======== Exercise passage

I've been (and still am)suffering from a really irritating old woman's problem which I won't go into here - nothing serious but chronic and distracting. I was in a bookshop yesterday, feeling sorry for myself and pretty desperate about the future when a card in the Edward Monkton section caught my eye:
And it really inspired me. I love Edward Monkton's work. He's done the Madness Hamsters, the Handbag of Glory and the Shoe of Salvation, amongst others. My favourite is my fridge magnet that has the question Are You Normal? and a little person shouting at the top of their voice NO! Pretty much summed up how I've been feeling this last few years and curiously comforting every time I open the door.
And he's done it again. When you've hit fifty and it really really feels as if it's downhill from here, no matter how optimistic and Pollyanna-ish you try to be, the thought that each year you live adds a glorious feather to the Chicken of your Life really bucks you up.
I now have an image of myself as a fabulous mythical phoenix-chicken, with many feathers. Some are long and silky and multi-hued. Some are, frankly, a bit straggly and hardly worthy of the title feather. But each one adds to the unique creation that is me.
It's a helluva better thought than the old one of bits falling off, drooping and breaking down!
(You can buy Edward Monkton stuff here or in loads of shops - I see a lot of them in Waterstones.)
MAY EACH YEAR BE A FEATHER ON THE GLORIOUS CHICKEN OF LIFE AS IT SOARS UNTAMED AND BEAUTIFUL TOWARDS THE GOLDEN SUN.
Friday, October 24, 2008
Tuesday, October 21, 2008
Hello fellow Rosehips
I've been having one or two menopausal irritations recently which have rather spoiled my summer, but I think I am on the mend at last, having had a proper diagnosis at last (only took four goes!).
As you do, I was madly searching the internet for information and support and came across this great website. All the information seems to be good but I am finding the forum particularly useful. I really felt as if I was the only one suffering with these symptoms and all of a sudden I have found dozens of other women who are not just suffering with them but some who have actually recovered and are feeling well again - the joy!

================

• [Task description]
Answer these questions from the passage about the Edward Monkton card.
1. In what kind of shop was the writer when the card caught the writer's eye?
2. What question appears on the writer's favorite fridge magnet?
3. How many goes did it take to get a proper diagnosis?
The material that follows has no connection to the passage about the Edward Monkton card.

======== Data excerpts

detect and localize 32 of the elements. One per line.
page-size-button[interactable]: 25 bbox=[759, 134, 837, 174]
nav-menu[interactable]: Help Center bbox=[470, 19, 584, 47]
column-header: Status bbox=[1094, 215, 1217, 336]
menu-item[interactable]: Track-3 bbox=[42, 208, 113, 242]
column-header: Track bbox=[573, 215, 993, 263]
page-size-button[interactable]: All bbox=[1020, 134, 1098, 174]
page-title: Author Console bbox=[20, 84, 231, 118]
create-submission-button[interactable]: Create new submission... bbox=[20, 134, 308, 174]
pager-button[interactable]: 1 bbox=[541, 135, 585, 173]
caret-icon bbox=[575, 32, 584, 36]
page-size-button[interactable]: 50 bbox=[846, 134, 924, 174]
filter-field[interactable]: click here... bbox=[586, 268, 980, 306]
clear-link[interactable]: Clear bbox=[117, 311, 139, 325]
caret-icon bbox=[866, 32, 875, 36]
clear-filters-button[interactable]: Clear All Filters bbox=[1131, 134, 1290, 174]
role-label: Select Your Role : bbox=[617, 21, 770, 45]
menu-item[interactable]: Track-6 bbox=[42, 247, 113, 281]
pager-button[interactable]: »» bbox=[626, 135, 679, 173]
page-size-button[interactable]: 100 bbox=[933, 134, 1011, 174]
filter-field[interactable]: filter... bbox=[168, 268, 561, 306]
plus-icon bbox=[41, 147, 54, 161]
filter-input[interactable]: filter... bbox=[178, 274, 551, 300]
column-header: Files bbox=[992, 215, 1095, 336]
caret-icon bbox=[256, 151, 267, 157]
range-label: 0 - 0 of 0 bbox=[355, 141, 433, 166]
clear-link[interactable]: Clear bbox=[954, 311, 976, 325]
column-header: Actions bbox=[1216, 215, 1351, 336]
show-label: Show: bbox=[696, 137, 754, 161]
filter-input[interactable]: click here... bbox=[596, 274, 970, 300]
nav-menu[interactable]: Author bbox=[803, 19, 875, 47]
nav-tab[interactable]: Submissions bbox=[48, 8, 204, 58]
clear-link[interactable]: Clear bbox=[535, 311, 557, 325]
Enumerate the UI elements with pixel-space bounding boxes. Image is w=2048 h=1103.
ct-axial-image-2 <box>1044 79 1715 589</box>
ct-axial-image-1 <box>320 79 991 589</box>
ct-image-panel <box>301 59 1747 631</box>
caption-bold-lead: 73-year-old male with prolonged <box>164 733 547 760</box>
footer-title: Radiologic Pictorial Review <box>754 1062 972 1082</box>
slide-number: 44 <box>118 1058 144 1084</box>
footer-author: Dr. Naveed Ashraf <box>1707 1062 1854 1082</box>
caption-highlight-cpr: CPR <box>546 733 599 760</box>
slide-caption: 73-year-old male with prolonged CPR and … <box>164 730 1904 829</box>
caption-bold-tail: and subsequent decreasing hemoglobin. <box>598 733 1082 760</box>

================

• [Reply]
1. A bookshop
2. Are You Normal?
3. Four